### DOCUMENT SEGMENT:
[START]

It was to be an easy 60km ride to Chishang so we took a leisurely breakfast at our Kagaya Hot Springs Hotel. There was a good reason why we had to climb so hard last night, and that was the splendid views that were on offer. The morning sun lighted the magnificent surroundings for us and it was too amazing to describe. We could see the township of Yuli from where we are, 10km away. This is certainly a place worth staying a few nights, and why o why do we have to leave?
Once again, the wet ride yesterday really took a toll on our bikes as rust started to form on our chains and everything was creaking away. So we took some time to lube the bikes and do the necessary before taking forever to assemble for a group picture. Mornings somehow can get a bit messy but nobody minded one bit.
Our first stop just a short ride from the foot of the hill was a converted train station. The Taiwanese Authorities have transformed this into a magnificent bike path right in the middle of green rice fields with splendid mountains at the edge. We were bowed over at what we saw! Joeel wanted us to ride in a long single file while he shot a video and we had fun playing choo choo train on our foldies, giggling excitedly like kindy kids.
Pic Roland Lee
We then crossed the famous bicycle bridge which had a detailed description of the geographic plates that Taiwan sits on and it was good to learn about fault lines and such. With earthquakes, typhoons, landslides etc, there is never a dull moment living here weather wise.
It was a quick stop at 7/11 to restock supplies especially for those who were going up the famous 60 stone mountain pass later. The ride to Chishang was through stunning green fields of rice and mainly flat. After so many days of riding, it was just fun to cruise happily with little effort just soaking in the scenery before us.
YC had organized the 60 stone (Liushidan san) mountain climb to make things interesting. 800m of nice climbs and hairpins with the promise of amazing scenery.There seem to be many stories on how the name came about but the one that makes the most sense seem to be that most rice fields can only yield 40-50 stones of rice. However, this area is so fertile that it can yield 60 stones!

[END]

### GIVEN REQUEST:
Write out the part of the cycling account above word for word, everything from "It was to be" down to "have to leave?".

(Listings of regions and labels)
[START]

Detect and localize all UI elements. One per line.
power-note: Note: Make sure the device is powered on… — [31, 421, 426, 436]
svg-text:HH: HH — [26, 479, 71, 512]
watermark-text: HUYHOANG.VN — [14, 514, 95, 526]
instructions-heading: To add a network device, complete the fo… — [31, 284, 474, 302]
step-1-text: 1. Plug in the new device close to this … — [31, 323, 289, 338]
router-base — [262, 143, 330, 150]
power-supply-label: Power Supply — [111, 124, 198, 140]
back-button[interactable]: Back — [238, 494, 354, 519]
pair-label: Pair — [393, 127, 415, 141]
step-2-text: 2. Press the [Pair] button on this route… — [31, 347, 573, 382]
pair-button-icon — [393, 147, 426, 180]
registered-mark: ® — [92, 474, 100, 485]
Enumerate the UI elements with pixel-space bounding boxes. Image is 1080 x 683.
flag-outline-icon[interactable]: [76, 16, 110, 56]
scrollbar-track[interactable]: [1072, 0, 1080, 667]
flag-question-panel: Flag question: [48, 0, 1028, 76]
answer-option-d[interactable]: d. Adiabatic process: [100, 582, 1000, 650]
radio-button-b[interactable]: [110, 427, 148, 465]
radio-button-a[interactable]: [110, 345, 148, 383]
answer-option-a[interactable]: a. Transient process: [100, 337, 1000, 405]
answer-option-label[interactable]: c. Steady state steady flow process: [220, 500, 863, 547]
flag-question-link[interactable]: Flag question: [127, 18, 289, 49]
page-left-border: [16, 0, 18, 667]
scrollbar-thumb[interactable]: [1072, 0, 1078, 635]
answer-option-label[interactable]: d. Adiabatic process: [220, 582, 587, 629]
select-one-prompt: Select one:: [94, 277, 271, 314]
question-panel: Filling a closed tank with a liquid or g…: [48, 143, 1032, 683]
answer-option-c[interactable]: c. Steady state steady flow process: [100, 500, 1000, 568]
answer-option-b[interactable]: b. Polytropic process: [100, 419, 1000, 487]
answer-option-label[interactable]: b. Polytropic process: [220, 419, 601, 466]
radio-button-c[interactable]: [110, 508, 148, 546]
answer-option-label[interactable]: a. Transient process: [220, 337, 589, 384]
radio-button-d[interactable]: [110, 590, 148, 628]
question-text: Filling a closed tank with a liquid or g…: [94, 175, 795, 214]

[END]

### TASK SOLUTION:
It was to be an easy 60km ride to Chishang so we took a leisurely breakfast at our Kagaya Hot Springs Hotel. There was a good reason why we had to climb so hard last night, and that was the splendid views that were on offer. The morning sun lighted the magnificent surroundings for us and it was too amazing to describe. We could see the township of Yuli from where we are, 10km away. This is certainly a place worth staying a few nights, and why o why do we have to leave?